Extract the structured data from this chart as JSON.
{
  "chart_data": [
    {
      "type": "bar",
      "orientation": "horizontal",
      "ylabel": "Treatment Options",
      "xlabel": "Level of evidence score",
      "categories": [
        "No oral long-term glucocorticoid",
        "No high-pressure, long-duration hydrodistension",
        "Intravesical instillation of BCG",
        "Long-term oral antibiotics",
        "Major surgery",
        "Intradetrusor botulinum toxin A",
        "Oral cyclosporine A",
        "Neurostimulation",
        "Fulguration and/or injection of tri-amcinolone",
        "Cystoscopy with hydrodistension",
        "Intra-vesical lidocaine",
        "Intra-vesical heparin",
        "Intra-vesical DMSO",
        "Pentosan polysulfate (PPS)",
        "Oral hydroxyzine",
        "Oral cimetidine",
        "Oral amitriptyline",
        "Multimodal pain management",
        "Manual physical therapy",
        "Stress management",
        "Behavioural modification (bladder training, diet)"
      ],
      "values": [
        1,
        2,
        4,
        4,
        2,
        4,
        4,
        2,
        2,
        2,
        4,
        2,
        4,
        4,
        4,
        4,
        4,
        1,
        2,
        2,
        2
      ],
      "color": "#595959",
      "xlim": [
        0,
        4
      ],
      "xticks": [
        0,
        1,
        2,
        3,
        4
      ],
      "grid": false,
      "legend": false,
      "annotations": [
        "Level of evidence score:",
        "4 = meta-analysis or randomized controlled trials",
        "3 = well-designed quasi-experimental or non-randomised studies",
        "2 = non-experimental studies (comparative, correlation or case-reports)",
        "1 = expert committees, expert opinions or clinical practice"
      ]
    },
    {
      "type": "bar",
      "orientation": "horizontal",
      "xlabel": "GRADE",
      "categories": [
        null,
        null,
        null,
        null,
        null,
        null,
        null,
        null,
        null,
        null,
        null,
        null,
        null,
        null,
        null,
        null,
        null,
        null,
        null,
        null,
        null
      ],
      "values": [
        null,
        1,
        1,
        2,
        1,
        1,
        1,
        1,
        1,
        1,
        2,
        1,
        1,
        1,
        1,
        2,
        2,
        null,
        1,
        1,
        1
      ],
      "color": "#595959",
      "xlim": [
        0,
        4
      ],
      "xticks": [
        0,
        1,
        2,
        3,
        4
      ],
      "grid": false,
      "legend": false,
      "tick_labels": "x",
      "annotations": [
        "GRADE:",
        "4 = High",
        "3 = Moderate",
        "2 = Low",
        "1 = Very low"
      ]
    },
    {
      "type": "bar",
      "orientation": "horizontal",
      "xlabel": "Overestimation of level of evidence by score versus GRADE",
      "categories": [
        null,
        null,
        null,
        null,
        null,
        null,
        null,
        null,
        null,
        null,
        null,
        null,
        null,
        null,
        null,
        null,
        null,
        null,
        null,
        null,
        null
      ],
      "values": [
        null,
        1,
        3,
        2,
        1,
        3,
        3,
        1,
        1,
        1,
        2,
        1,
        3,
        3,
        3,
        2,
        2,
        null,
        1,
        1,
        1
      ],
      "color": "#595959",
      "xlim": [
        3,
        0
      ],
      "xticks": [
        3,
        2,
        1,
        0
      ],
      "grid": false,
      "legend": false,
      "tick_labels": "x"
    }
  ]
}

* _Activity_
Output every record above exactly as it was given.

* _Response to the task_
Extract the structured data from this chart as JSON.
{
  "chart_data": [
    {
      "type": "bar",
      "orientation": "horizontal",
      "ylabel": "Treatment Options",
      "xlabel": "Level of evidence score",
      "categories": [
        "No oral long-term glucocorticoid",
        "No high-pressure, long-duration hydrodistension",
        "Intravesical instillation of BCG",
        "Long-term oral antibiotics",
        "Major surgery",
        "Intradetrusor botulinum toxin A",
        "Oral cyclosporine A",
        "Neurostimulation",
        "Fulguration and/or injection of tri-amcinolone",
        "Cystoscopy with hydrodistension",
        "Intra-vesical lidocaine",
        "Intra-vesical heparin",
        "Intra-vesical DMSO",
        "Pentosan polysulfate (PPS)",
        "Oral hydroxyzine",
        "Oral cimetidine",
        "Oral amitriptyline",
        "Multimodal pain management",
        "Manual physical therapy",
        "Stress management",
        "Behavioural modification (bladder training, diet)"
      ],
      "values": [
        1,
        2,
        4,
        4,
        2,
        4,
        4,
        2,
        2,
        2,
        4,
        2,
        4,
        4,
        4,
        4,
        4,
        1,
        2,
        2,
        2
      ],
      "color": "#595959",
      "xlim": [
        0,
        4
      ],
      "xticks": [
        0,
        1,
        2,
        3,
        4
      ],
      "grid": false,
      "legend": false,
      "annotations": [
        "Level of evidence score:",
        "4 = meta-analysis or randomized controlled trials",
        "3 = well-designed quasi-experimental or non-randomised studies",
        "2 = non-experimental studies (comparative, correlation or case-reports)",
        "1 = expert committees, expert opinions or clinical practice"
      ]
    },
    {
      "type": "bar",
      "orientation": "horizontal",
      "xlabel": "GRADE",
      "categories": [
        null,
        null,
        null,
        null,
        null,
        null,
        null,
        null,
        null,
        null,
        null,
        null,
        null,
        null,
        null,
        null,
        null,
        null,
        null,
        null,
        null
      ],
      "values": [
        null,
        1,
        1,
        2,
        1,
        1,
        1,
        1,
        1,
        1,
        2,
        1,
        1,
        1,
        1,
        2,
        2,
        null,
        1,
        1,
        1
      ],
      "color": "#595959",
      "xlim": [
        0,
        4
      ],
      "xticks": [
        0,
        1,
        2,
        3,
        4
      ],
      "grid": false,
      "legend": false,
      "tick_labels": "x",
      "annotations": [
        "GRADE:",
        "4 = High",
        "3 = Moderate",
        "2 = Low",
        "1 = Very low"
      ]
    },
    {
      "type": "bar",
      "orientation": "horizontal",
      "xlabel": "Overestimation of level of evidence by score versus GRADE",
      "categories": [
        null,
        null,
        null,
        null,
        null,
        null,
        null,
        null,
        null,
        null,
        null,
        null,
        null,
        null,
        null,
        null,
        null,
        null,
        null,
        null,
        null
      ],
      "values": [
        null,
        1,
        3,
        2,
        1,
        3,
        3,
        1,
        1,
        1,
        2,
        1,
        3,
        3,
        3,
        2,
        2,
        null,
        1,
        1,
        1
      ],
      "color": "#595959",
      "xlim": [
        3,
        0
      ],
      "xticks": [
        3,
        2,
        1,
        0
      ],
      "grid": false,
      "legend": false,
      "tick_labels": "x"
    }
  ]
}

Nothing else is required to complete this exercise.